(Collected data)
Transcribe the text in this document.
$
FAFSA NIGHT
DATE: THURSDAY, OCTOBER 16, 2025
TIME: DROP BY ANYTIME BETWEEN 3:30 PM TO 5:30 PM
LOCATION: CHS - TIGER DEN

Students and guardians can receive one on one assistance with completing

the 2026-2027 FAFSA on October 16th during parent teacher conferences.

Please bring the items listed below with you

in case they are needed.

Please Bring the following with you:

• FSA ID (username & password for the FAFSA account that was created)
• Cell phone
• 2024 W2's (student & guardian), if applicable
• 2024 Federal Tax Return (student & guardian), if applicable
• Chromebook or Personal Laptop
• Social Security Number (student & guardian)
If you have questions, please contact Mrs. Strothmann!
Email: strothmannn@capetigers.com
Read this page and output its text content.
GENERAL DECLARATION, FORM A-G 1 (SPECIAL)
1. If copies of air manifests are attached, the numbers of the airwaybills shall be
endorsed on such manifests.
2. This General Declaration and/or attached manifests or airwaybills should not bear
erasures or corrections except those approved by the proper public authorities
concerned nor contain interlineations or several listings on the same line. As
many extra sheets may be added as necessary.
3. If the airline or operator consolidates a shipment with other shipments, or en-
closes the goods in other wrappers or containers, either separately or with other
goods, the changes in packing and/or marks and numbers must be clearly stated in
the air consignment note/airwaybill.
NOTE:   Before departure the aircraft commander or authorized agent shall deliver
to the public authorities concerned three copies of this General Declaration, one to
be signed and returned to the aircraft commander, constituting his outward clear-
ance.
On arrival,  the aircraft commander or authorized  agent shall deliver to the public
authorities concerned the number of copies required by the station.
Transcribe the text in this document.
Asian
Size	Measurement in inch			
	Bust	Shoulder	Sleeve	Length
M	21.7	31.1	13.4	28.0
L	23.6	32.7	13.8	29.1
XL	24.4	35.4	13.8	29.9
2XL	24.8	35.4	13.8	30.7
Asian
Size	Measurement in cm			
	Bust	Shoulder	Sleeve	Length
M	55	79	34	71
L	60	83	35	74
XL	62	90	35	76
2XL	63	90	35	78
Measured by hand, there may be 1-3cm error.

* **Exercise objective**
Check each line above for the word "aircraft", and copy the lines where it appears.

* **Result for this task**
NOTE:   Before departure the aircraft commander or authorized agent shall deliver
be signed and returned to the aircraft commander, constituting his outward clear-
On arrival,  the aircraft commander or authorized  agent shall deliver to the public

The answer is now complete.